[Short task 1]
Reproduce everything in the piece from "He’s youthful, like" down to "by young people.".
[Short task 2]
Answer the following questions using the piece:
(a) What is the title of the book the young man is reading?
(b) Out of which decade would he like to pull the writer's cultural references?
(c) Where do kids fill out Mad Libs, according to the final sentence?

“Massry Mad Libs”

Massoud Hayoun

Artist Statement: Like all I do, this piece decentralizes the so-called West, the heteropatriarchy, and the social mores of the settler colony across your southern border, where I find myself by circumstance. Looking for the exit.

There’s a young modern-day man in [THE HOMETOWN OF MY GRANDFATHER AND HIS ANCESTORS BEFORE HIM] who would like to unfreeze and pull my cultural references out of the 1940s, into the present. 


He’s youthful, like my grandfather was — one of the شباب - shabab - the dudes. I suppose they both had the privilege of being raised by young people. 


He’s reading a book I wrote called When We Were Arabs — a story of my Jewish Arab grandparents who raised me and a political theory emanating from and applied to their lives. He decided to reach out, and now in our chats, he is evidently trying to fill in the decades since we left, in the way kids in the [SETTLER COLONY], where I am now, fill out Mad Libs in the backseats of long, maddening road trips.

[Stored records]
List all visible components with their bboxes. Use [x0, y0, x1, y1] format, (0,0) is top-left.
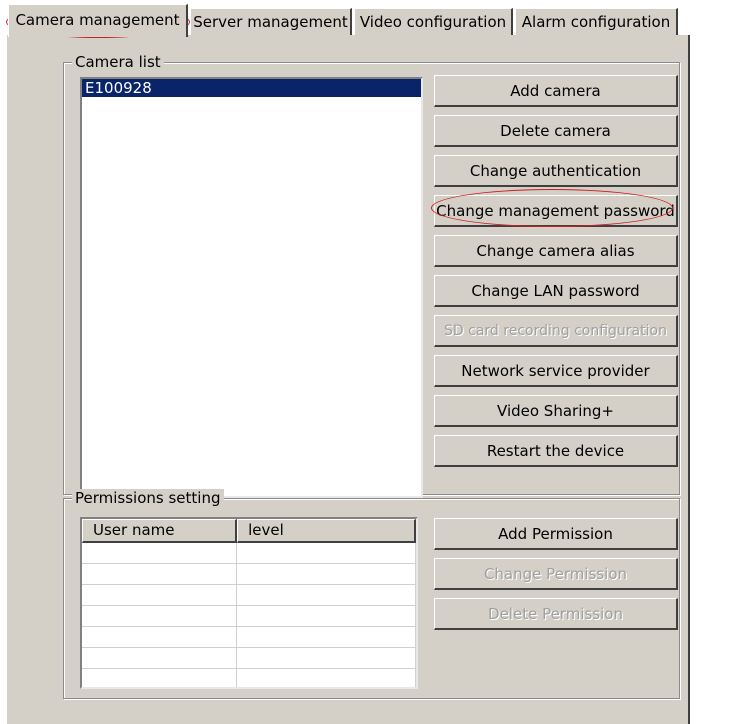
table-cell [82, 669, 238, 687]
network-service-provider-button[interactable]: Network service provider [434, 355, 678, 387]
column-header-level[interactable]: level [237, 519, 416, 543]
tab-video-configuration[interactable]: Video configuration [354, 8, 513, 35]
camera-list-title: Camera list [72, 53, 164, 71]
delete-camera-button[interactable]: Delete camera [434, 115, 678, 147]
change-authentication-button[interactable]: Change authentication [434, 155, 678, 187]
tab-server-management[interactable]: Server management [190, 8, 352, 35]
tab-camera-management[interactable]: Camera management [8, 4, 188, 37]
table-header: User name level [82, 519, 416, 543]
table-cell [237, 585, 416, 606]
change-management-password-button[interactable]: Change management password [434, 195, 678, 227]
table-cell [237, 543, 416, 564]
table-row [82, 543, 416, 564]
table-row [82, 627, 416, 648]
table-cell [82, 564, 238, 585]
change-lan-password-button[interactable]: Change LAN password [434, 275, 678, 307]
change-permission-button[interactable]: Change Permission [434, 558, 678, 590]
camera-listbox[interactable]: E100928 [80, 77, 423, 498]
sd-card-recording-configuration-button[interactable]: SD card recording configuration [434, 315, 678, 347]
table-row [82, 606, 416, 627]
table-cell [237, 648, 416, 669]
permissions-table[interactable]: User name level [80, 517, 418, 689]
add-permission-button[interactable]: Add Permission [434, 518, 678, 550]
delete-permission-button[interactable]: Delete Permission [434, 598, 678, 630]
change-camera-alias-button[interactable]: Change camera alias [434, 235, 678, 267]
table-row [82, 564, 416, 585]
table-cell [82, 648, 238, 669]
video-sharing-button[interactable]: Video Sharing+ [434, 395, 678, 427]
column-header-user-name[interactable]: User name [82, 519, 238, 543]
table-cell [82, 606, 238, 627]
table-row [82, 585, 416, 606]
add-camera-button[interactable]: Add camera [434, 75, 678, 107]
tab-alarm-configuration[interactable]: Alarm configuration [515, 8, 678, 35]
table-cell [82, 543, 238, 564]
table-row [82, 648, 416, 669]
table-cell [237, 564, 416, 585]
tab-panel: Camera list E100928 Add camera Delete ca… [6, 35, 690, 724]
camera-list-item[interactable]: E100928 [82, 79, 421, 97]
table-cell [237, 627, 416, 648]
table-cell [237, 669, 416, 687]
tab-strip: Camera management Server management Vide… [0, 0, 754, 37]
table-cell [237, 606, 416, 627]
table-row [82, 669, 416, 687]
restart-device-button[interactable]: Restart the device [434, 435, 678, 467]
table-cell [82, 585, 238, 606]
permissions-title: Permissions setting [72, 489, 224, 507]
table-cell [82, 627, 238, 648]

[Task answer 1]
He’s youthful, like my grandfather was — one of the شباب - shabab - the dudes. I suppose they both had the privilege of being raised by young people.

[Task answer 2]
(a) When We Were Arabs
(b) The 1940s
(c) In the backseats of long, maddening road trips